▶ **Brief**: Your task is to repeat the entries exactly. Leave the pictures out.
──────────
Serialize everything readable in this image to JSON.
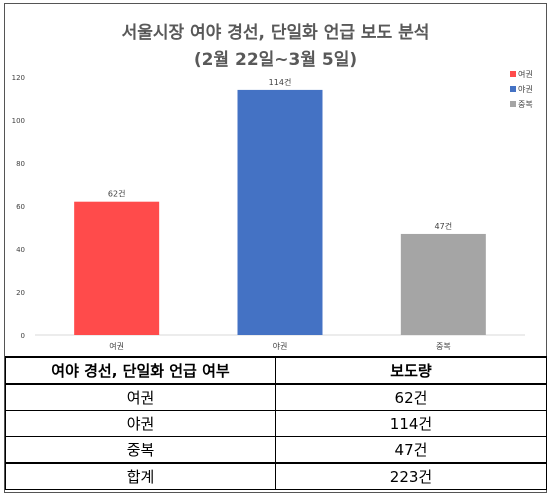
{
  "chart_data": {
    "type": "bar",
    "title": "서울시장 여야 경선, 단일화 언급 보도 분석",
    "subtitle": "(2월 22일~3월 5일)",
    "categories": [
      "여권",
      "야권",
      "중복"
    ],
    "values": [
      62,
      114,
      47
    ],
    "data_labels": [
      "62건",
      "114건",
      "47건"
    ],
    "colors": [
      "#ff4b4b",
      "#4472c4",
      "#a5a5a5"
    ],
    "legend": [
      "여권",
      "야권",
      "중복"
    ],
    "legend_position": "top-right",
    "ylim": [
      0,
      120
    ],
    "yticks": [
      0,
      20,
      40,
      60,
      80,
      100,
      120
    ],
    "grid": false
  },
  "table": {
    "headers": [
      "여야 경선, 단일화 언급 여부",
      "보도량"
    ],
    "rows": [
      [
        "여권",
        "62건"
      ],
      [
        "야권",
        "114건"
      ],
      [
        "중복",
        "47건"
      ],
      [
        "합계",
        "223건"
      ]
    ]
  }
}
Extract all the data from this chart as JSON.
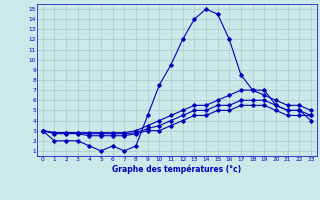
{
  "title": "Graphe des températures (°c)",
  "background_color": "#cce8e8",
  "grid_color": "#aacccc",
  "line_color": "#0000bb",
  "x_labels": [
    "0",
    "1",
    "2",
    "3",
    "4",
    "5",
    "6",
    "7",
    "8",
    "9",
    "10",
    "11",
    "12",
    "13",
    "14",
    "15",
    "16",
    "17",
    "18",
    "19",
    "20",
    "21",
    "22",
    "23"
  ],
  "ylim": [
    0.5,
    15.5
  ],
  "xlim": [
    -0.5,
    23.5
  ],
  "yticks": [
    1,
    2,
    3,
    4,
    5,
    6,
    7,
    8,
    9,
    10,
    11,
    12,
    13,
    14,
    15
  ],
  "series": {
    "actual": [
      3.0,
      2.0,
      2.0,
      2.0,
      1.5,
      1.0,
      1.5,
      1.0,
      1.5,
      4.5,
      7.5,
      9.5,
      12.0,
      14.0,
      15.0,
      14.5,
      12.0,
      8.5,
      7.0,
      7.0,
      5.5,
      5.0,
      5.0,
      4.0
    ],
    "line2": [
      3.0,
      2.8,
      2.8,
      2.8,
      2.8,
      2.8,
      2.8,
      2.8,
      3.0,
      3.5,
      4.0,
      4.5,
      5.0,
      5.5,
      5.5,
      6.0,
      6.5,
      7.0,
      7.0,
      6.5,
      6.0,
      5.5,
      5.5,
      5.0
    ],
    "line3": [
      3.0,
      2.8,
      2.8,
      2.8,
      2.7,
      2.7,
      2.7,
      2.7,
      2.8,
      3.2,
      3.5,
      4.0,
      4.5,
      5.0,
      5.0,
      5.5,
      5.5,
      6.0,
      6.0,
      6.0,
      5.5,
      5.0,
      5.0,
      4.5
    ],
    "line4": [
      3.0,
      2.7,
      2.7,
      2.7,
      2.5,
      2.5,
      2.5,
      2.5,
      2.7,
      3.0,
      3.0,
      3.5,
      4.0,
      4.5,
      4.5,
      5.0,
      5.0,
      5.5,
      5.5,
      5.5,
      5.0,
      4.5,
      4.5,
      4.5
    ]
  }
}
──────────
▶ **Task solution**:
Serialize everything readable in this image to JSON.
{
  "chart_data": {
    "type": "bar",
    "title": "서울시장 여야 경선, 단일화 언급 보도 분석",
    "subtitle": "(2월 22일~3월 5일)",
    "categories": [
      "여권",
      "야권",
      "중복"
    ],
    "values": [
      62,
      114,
      47
    ],
    "data_labels": [
      "62건",
      "114건",
      "47건"
    ],
    "colors": [
      "#ff4b4b",
      "#4472c4",
      "#a5a5a5"
    ],
    "legend": [
      "여권",
      "야권",
      "중복"
    ],
    "legend_position": "top-right",
    "ylim": [
      0,
      120
    ],
    "yticks": [
      0,
      20,
      40,
      60,
      80,
      100,
      120
    ],
    "grid": false
  },
  "table": {
    "headers": [
      "여야 경선, 단일화 언급 여부",
      "보도량"
    ],
    "rows": [
      [
        "여권",
        "62건"
      ],
      [
        "야권",
        "114건"
      ],
      [
        "중복",
        "47건"
      ],
      [
        "합계",
        "223건"
      ]
    ]
  }
}
Extract all the data from this chart as JSON.
{
  "title": "Graphe des températures (°c)",
  "background_color": "#cce8e8",
  "grid_color": "#aacccc",
  "line_color": "#0000bb",
  "x_labels": [
    "0",
    "1",
    "2",
    "3",
    "4",
    "5",
    "6",
    "7",
    "8",
    "9",
    "10",
    "11",
    "12",
    "13",
    "14",
    "15",
    "16",
    "17",
    "18",
    "19",
    "20",
    "21",
    "22",
    "23"
  ],
  "ylim": [
    0.5,
    15.5
  ],
  "xlim": [
    -0.5,
    23.5
  ],
  "yticks": [
    1,
    2,
    3,
    4,
    5,
    6,
    7,
    8,
    9,
    10,
    11,
    12,
    13,
    14,
    15
  ],
  "series": {
    "actual": [
      3.0,
      2.0,
      2.0,
      2.0,
      1.5,
      1.0,
      1.5,
      1.0,
      1.5,
      4.5,
      7.5,
      9.5,
      12.0,
      14.0,
      15.0,
      14.5,
      12.0,
      8.5,
      7.0,
      7.0,
      5.5,
      5.0,
      5.0,
      4.0
    ],
    "line2": [
      3.0,
      2.8,
      2.8,
      2.8,
      2.8,
      2.8,
      2.8,
      2.8,
      3.0,
      3.5,
      4.0,
      4.5,
      5.0,
      5.5,
      5.5,
      6.0,
      6.5,
      7.0,
      7.0,
      6.5,
      6.0,
      5.5,
      5.5,
      5.0
    ],
    "line3": [
      3.0,
      2.8,
      2.8,
      2.8,
      2.7,
      2.7,
      2.7,
      2.7,
      2.8,
      3.2,
      3.5,
      4.0,
      4.5,
      5.0,
      5.0,
      5.5,
      5.5,
      6.0,
      6.0,
      6.0,
      5.5,
      5.0,
      5.0,
      4.5
    ],
    "line4": [
      3.0,
      2.7,
      2.7,
      2.7,
      2.5,
      2.5,
      2.5,
      2.5,
      2.7,
      3.0,
      3.0,
      3.5,
      4.0,
      4.5,
      4.5,
      5.0,
      5.0,
      5.5,
      5.5,
      5.5,
      5.0,
      4.5,
      4.5,
      4.5
    ]
  }
}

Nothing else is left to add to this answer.